* BEGIN Records *

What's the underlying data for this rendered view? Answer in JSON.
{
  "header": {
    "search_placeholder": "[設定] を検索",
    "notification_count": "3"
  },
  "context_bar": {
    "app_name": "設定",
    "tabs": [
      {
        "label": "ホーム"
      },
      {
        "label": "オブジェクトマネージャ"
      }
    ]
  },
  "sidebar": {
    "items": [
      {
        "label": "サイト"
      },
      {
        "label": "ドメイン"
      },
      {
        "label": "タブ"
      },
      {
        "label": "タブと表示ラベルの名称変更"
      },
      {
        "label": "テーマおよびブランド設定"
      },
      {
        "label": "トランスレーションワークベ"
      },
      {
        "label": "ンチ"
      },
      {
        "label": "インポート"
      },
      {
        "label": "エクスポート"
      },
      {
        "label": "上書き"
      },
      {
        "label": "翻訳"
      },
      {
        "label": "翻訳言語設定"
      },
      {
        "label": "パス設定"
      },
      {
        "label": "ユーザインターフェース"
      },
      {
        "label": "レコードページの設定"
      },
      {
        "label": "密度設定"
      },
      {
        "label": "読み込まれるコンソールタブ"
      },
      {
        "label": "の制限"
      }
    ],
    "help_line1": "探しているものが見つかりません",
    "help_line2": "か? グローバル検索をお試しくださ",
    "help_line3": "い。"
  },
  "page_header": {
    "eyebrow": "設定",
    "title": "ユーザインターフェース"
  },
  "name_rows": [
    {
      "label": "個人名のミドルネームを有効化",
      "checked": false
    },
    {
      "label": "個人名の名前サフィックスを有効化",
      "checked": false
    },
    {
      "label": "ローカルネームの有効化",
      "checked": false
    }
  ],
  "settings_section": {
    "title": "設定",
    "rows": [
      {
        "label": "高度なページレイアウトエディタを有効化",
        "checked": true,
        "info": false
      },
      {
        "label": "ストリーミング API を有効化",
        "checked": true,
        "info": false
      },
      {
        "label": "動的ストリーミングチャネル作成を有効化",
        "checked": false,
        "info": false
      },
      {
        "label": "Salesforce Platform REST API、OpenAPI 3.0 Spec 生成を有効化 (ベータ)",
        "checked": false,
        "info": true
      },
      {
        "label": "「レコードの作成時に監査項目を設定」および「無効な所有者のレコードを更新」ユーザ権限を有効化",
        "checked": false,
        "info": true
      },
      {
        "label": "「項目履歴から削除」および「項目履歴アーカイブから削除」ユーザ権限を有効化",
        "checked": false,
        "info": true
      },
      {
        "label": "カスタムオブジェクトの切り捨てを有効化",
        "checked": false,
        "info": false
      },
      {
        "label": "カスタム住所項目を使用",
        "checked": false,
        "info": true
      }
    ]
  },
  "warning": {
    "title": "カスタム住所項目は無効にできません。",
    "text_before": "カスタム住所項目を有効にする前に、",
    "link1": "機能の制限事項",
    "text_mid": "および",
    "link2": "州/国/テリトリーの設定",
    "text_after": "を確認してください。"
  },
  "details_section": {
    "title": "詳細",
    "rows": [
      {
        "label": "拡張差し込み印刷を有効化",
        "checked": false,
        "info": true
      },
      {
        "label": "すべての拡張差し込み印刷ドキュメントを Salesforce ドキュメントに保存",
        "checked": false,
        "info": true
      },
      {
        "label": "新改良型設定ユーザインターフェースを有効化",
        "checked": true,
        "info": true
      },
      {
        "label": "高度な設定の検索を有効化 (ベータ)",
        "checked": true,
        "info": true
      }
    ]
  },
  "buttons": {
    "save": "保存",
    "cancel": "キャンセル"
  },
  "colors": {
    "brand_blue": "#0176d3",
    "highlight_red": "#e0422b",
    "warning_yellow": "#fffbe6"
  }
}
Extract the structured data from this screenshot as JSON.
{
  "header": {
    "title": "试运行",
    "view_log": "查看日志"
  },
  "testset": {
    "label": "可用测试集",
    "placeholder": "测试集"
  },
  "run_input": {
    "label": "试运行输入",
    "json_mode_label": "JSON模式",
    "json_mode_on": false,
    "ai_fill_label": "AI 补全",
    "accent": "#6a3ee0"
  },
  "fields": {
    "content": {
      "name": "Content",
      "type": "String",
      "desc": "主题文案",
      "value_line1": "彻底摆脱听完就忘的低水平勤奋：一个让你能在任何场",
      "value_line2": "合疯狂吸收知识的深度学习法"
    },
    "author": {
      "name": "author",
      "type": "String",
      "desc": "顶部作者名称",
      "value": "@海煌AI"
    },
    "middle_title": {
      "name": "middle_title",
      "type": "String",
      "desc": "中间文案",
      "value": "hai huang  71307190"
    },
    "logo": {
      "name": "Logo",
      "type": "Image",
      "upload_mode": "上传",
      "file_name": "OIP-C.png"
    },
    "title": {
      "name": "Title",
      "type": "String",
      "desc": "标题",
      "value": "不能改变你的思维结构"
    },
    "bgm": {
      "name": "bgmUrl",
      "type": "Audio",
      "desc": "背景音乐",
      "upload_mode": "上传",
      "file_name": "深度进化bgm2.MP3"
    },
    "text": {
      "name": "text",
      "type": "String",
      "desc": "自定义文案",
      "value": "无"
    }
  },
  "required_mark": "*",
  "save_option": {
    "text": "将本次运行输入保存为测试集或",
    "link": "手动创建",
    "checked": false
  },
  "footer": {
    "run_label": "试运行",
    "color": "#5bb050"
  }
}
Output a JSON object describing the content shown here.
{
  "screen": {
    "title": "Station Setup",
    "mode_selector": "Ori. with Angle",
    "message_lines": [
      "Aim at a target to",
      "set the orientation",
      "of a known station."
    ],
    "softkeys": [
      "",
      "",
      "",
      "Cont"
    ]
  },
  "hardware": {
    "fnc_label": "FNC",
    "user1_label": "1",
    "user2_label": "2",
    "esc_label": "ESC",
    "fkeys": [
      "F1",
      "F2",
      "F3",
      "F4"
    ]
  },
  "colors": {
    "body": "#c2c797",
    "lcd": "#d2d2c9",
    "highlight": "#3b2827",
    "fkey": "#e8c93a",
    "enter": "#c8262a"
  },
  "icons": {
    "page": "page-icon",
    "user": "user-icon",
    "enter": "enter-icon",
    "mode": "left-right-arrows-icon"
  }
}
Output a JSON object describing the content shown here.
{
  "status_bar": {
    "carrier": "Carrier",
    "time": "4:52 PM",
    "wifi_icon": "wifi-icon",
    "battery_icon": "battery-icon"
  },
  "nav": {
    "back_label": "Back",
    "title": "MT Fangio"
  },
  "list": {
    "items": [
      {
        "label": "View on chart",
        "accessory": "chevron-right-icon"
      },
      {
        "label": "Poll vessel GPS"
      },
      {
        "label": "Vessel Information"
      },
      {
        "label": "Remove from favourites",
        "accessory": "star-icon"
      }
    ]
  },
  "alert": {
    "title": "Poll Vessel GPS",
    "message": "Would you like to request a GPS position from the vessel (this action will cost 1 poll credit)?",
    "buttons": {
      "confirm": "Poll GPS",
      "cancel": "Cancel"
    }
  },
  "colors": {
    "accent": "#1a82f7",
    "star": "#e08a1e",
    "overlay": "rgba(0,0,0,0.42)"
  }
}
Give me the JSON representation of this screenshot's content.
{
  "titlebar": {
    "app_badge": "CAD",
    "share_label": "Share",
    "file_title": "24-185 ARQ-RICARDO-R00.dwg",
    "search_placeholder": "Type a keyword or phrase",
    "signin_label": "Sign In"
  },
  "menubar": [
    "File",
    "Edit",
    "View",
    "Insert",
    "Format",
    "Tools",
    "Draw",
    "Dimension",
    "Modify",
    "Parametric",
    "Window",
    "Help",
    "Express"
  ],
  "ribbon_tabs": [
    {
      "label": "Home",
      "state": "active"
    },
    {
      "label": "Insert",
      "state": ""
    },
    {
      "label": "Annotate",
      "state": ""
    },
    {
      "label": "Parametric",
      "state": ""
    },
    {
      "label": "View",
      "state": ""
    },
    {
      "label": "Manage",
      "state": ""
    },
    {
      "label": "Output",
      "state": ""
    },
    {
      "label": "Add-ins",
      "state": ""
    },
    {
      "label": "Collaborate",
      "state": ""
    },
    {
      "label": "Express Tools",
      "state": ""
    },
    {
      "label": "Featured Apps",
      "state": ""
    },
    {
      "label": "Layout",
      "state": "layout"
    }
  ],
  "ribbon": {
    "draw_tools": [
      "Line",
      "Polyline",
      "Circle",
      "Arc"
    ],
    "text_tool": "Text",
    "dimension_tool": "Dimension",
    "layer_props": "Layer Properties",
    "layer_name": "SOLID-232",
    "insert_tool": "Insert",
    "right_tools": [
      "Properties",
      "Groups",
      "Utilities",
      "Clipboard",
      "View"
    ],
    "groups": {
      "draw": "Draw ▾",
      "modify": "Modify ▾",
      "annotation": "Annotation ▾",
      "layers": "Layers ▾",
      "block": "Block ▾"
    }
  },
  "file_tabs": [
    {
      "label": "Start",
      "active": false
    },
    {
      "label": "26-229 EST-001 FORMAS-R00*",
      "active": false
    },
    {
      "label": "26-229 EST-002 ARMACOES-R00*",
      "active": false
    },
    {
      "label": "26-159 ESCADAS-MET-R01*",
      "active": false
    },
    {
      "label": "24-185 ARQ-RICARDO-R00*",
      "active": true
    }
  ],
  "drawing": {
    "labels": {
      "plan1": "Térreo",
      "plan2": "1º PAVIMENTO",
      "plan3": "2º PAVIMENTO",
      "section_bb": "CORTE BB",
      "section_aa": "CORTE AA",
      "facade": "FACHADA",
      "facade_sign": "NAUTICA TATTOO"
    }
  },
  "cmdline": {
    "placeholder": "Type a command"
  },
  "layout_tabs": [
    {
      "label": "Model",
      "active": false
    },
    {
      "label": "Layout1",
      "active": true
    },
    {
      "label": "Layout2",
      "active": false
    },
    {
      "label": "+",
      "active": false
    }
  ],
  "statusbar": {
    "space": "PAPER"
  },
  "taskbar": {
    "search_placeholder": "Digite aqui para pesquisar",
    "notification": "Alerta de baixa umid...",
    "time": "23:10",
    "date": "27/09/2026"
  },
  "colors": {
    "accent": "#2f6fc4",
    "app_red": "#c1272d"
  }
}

* END Records *

• **To do**
How many lines in the listing above contain the string "accessory"? Answer with the number only.

• **The output**
2